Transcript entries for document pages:
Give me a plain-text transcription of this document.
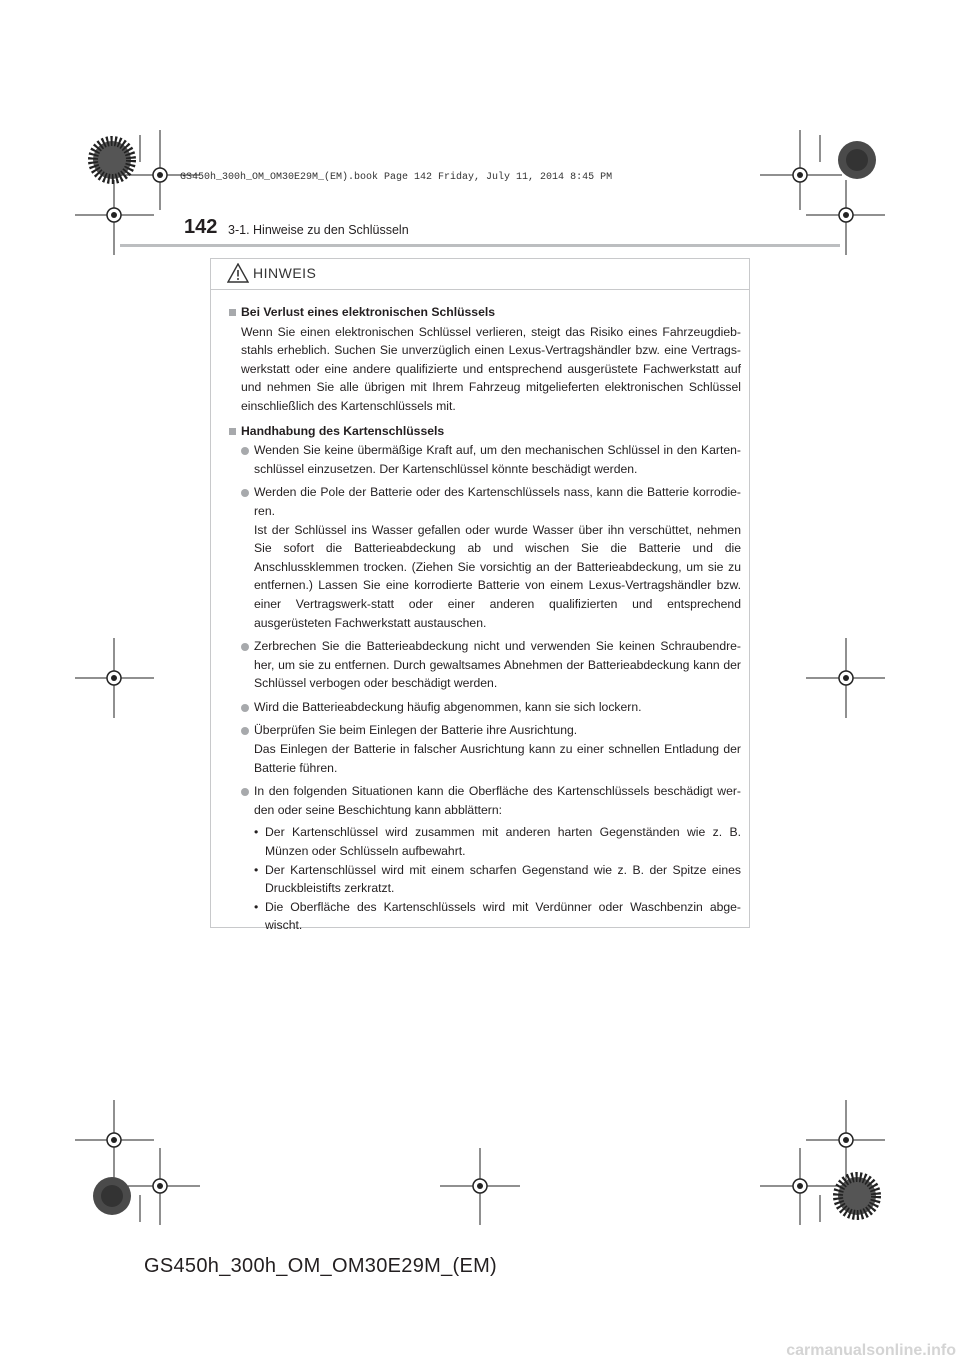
GS450h_300h_OM_OM30E29M_(EM).book Page 142 Friday, July 11, 2014 8:45 PM
142 3-1. Hinweise zu den Schlüsseln
HINWEIS
Bei Verlust eines elektronischen Schlüssels
Wenn Sie einen elektronischen Schlüssel verlieren, steigt das Risiko eines Fahrzeugdieb-stahls erheblich. Suchen Sie unverzüglich einen Lexus-Vertragshändler bzw. eine Vertrags-werkstatt oder eine andere qualifizierte und entsprechend ausgerüstete Fachwerkstatt auf und nehmen Sie alle übrigen mit Ihrem Fahrzeug mitgelieferten elektronischen Schlüssel einschließlich des Kartenschlüssels mit.
Handhabung des Kartenschlüssels
Wenden Sie keine übermäßige Kraft auf, um den mechanischen Schlüssel in den Karten-schlüssel einzusetzen. Der Kartenschlüssel könnte beschädigt werden.
Werden die Pole der Batterie oder des Kartenschlüssels nass, kann die Batterie korrodie-ren.
Ist der Schlüssel ins Wasser gefallen oder wurde Wasser über ihn verschüttet, nehmen Sie sofort die Batterieabdeckung ab und wischen Sie die Batterie und die Anschlussklemmen trocken. (Ziehen Sie vorsichtig an der Batterieabdeckung, um sie zu entfernen.) Lassen Sie eine korrodierte Batterie von einem Lexus-Vertragshändler bzw. einer Vertragswerk-statt oder einer anderen qualifizierten und entsprechend ausgerüsteten Fachwerkstatt austauschen.
Zerbrechen Sie die Batterieabdeckung nicht und verwenden Sie keinen Schraubendre-her, um sie zu entfernen. Durch gewaltsames Abnehmen der Batterieabdeckung kann der Schlüssel verbogen oder beschädigt werden.
Wird die Batterieabdeckung häufig abgenommen, kann sie sich lockern.
Überprüfen Sie beim Einlegen der Batterie ihre Ausrichtung.
Das Einlegen der Batterie in falscher Ausrichtung kann zu einer schnellen Entladung der Batterie führen.
In den folgenden Situationen kann die Oberfläche des Kartenschlüssels beschädigt wer-den oder seine Beschichtung kann abblättern:
• Der Kartenschlüssel wird zusammen mit anderen harten Gegenständen wie z. B. Münzen oder Schlüsseln aufbewahrt.
• Der Kartenschlüssel wird mit einem scharfen Gegenstand wie z. B. der Spitze eines Druckbleistifts zerkratzt.
• Die Oberfläche des Kartenschlüssels wird mit Verdünner oder Waschbenzin abge-wischt.
GS450h_300h_OM_OM30E29M_(EM)
carmanualsonline.info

» Problem
Repeat the records above exactly, without any pictures.

» Output for this task
Give me a plain-text transcription of this document.
GS450h_300h_OM_OM30E29M_(EM).book Page 142 Friday, July 11, 2014 8:45 PM
142 3-1. Hinweise zu den Schlüsseln
HINWEIS
Bei Verlust eines elektronischen Schlüssels
Wenn Sie einen elektronischen Schlüssel verlieren, steigt das Risiko eines Fahrzeugdieb-stahls erheblich. Suchen Sie unverzüglich einen Lexus-Vertragshändler bzw. eine Vertrags-werkstatt oder eine andere qualifizierte und entsprechend ausgerüstete Fachwerkstatt auf und nehmen Sie alle übrigen mit Ihrem Fahrzeug mitgelieferten elektronischen Schlüssel einschließlich des Kartenschlüssels mit.
Handhabung des Kartenschlüssels
Wenden Sie keine übermäßige Kraft auf, um den mechanischen Schlüssel in den Karten-schlüssel einzusetzen. Der Kartenschlüssel könnte beschädigt werden.
Werden die Pole der Batterie oder des Kartenschlüssels nass, kann die Batterie korrodie-ren.
Ist der Schlüssel ins Wasser gefallen oder wurde Wasser über ihn verschüttet, nehmen Sie sofort die Batterieabdeckung ab und wischen Sie die Batterie und die Anschlussklemmen trocken. (Ziehen Sie vorsichtig an der Batterieabdeckung, um sie zu entfernen.) Lassen Sie eine korrodierte Batterie von einem Lexus-Vertragshändler bzw. einer Vertragswerk-statt oder einer anderen qualifizierten und entsprechend ausgerüsteten Fachwerkstatt austauschen.
Zerbrechen Sie die Batterieabdeckung nicht und verwenden Sie keinen Schraubendre-her, um sie zu entfernen. Durch gewaltsames Abnehmen der Batterieabdeckung kann der Schlüssel verbogen oder beschädigt werden.
Wird die Batterieabdeckung häufig abgenommen, kann sie sich lockern.
Überprüfen Sie beim Einlegen der Batterie ihre Ausrichtung.
Das Einlegen der Batterie in falscher Ausrichtung kann zu einer schnellen Entladung der Batterie führen.
In den folgenden Situationen kann die Oberfläche des Kartenschlüssels beschädigt wer-den oder seine Beschichtung kann abblättern:
• Der Kartenschlüssel wird zusammen mit anderen harten Gegenständen wie z. B. Münzen oder Schlüsseln aufbewahrt.
• Der Kartenschlüssel wird mit einem scharfen Gegenstand wie z. B. der Spitze eines Druckbleistifts zerkratzt.
• Die Oberfläche des Kartenschlüssels wird mit Verdünner oder Waschbenzin abge-wischt.
GS450h_300h_OM_OM30E29M_(EM)
carmanualsonline.info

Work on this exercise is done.